#### AIM OF THE TASK:
Copy out the entries in full and with complete accuracy; pictures are excluded.

#### SUPPLIED MATERIAL:
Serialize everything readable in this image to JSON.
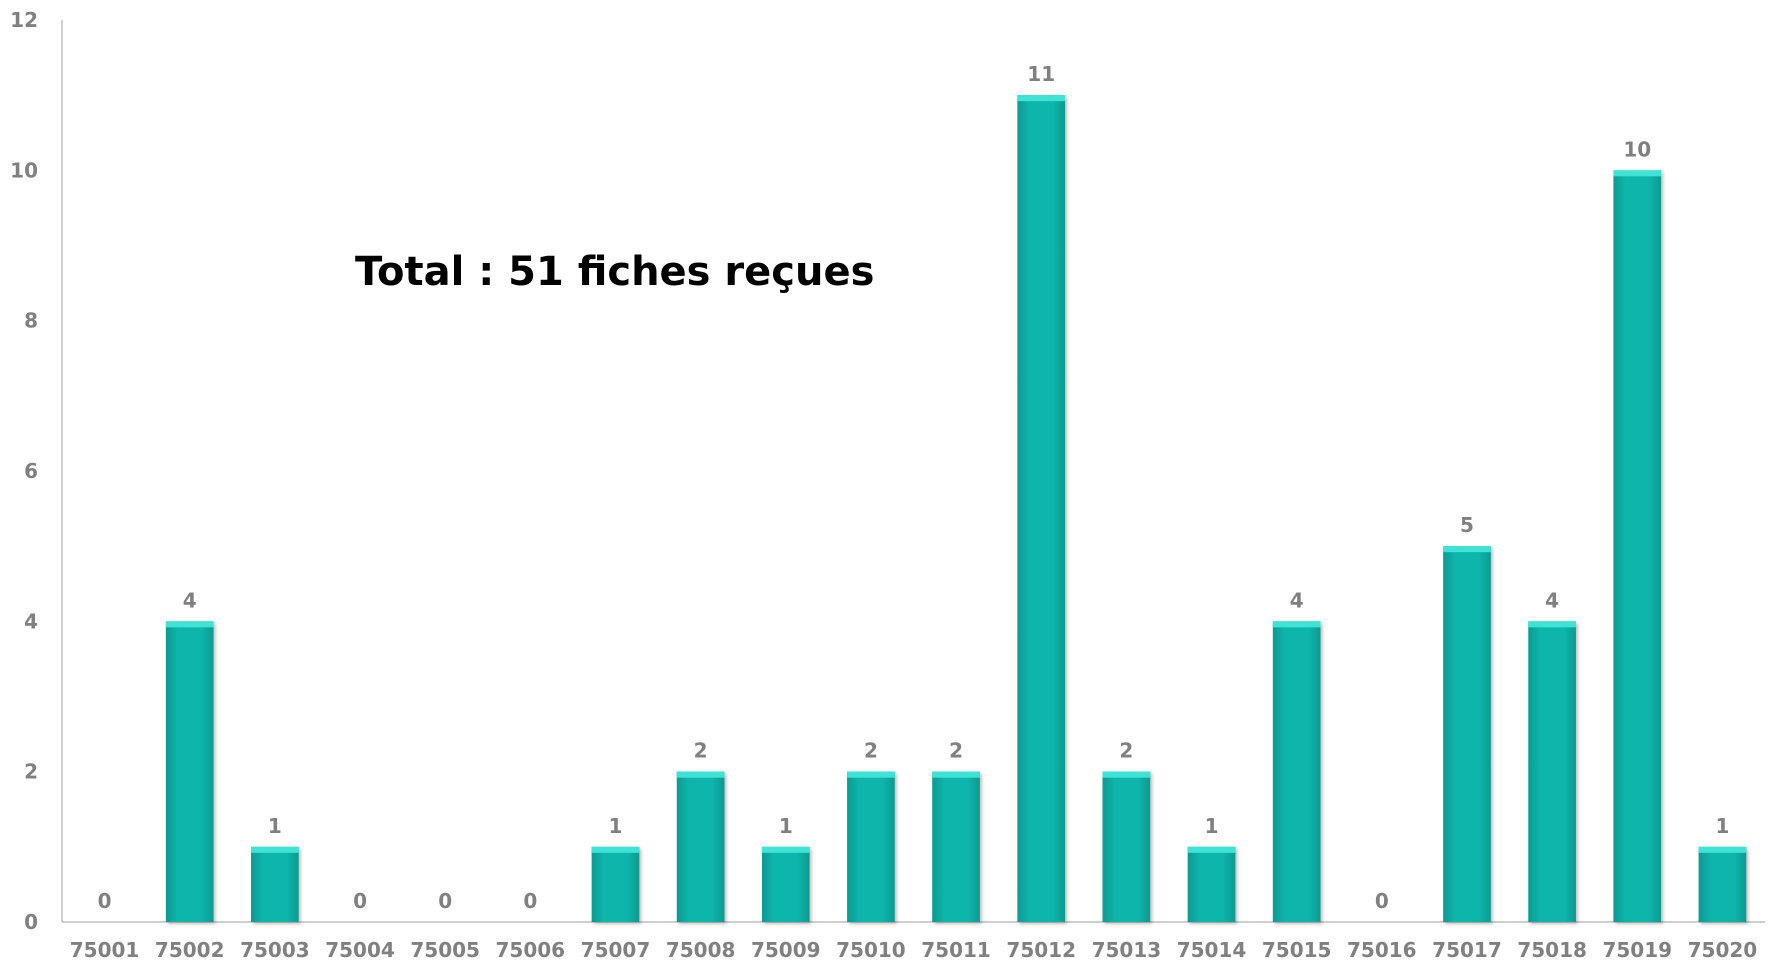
{
  "chart_data": {
    "type": "bar",
    "categories": [
      "75001",
      "75002",
      "75003",
      "75004",
      "75005",
      "75006",
      "75007",
      "75008",
      "75009",
      "75010",
      "75011",
      "75012",
      "75013",
      "75014",
      "75015",
      "75016",
      "75017",
      "75018",
      "75019",
      "75020"
    ],
    "values": [
      0,
      4,
      1,
      0,
      0,
      0,
      1,
      2,
      1,
      2,
      2,
      11,
      2,
      1,
      4,
      0,
      5,
      4,
      10,
      1
    ],
    "ylim": [
      0,
      12
    ],
    "yticks": [
      "0",
      "2",
      "4",
      "6",
      "8",
      "10",
      "12"
    ],
    "annotation": "Total : 51 fiches reçues",
    "title": "",
    "xlabel": "",
    "ylabel": "",
    "grid": false,
    "bar_color": "#0fb2a8",
    "bar_top_color": "#3fe3d6",
    "data_labels": true
  }
}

#### FULL ANSWER:
Serialize everything readable in this image to JSON.
{
  "chart_data": {
    "type": "bar",
    "categories": [
      "75001",
      "75002",
      "75003",
      "75004",
      "75005",
      "75006",
      "75007",
      "75008",
      "75009",
      "75010",
      "75011",
      "75012",
      "75013",
      "75014",
      "75015",
      "75016",
      "75017",
      "75018",
      "75019",
      "75020"
    ],
    "values": [
      0,
      4,
      1,
      0,
      0,
      0,
      1,
      2,
      1,
      2,
      2,
      11,
      2,
      1,
      4,
      0,
      5,
      4,
      10,
      1
    ],
    "ylim": [
      0,
      12
    ],
    "yticks": [
      "0",
      "2",
      "4",
      "6",
      "8",
      "10",
      "12"
    ],
    "annotation": "Total : 51 fiches reçues",
    "title": "",
    "xlabel": "",
    "ylabel": "",
    "grid": false,
    "bar_color": "#0fb2a8",
    "bar_top_color": "#3fe3d6",
    "data_labels": true
  }
}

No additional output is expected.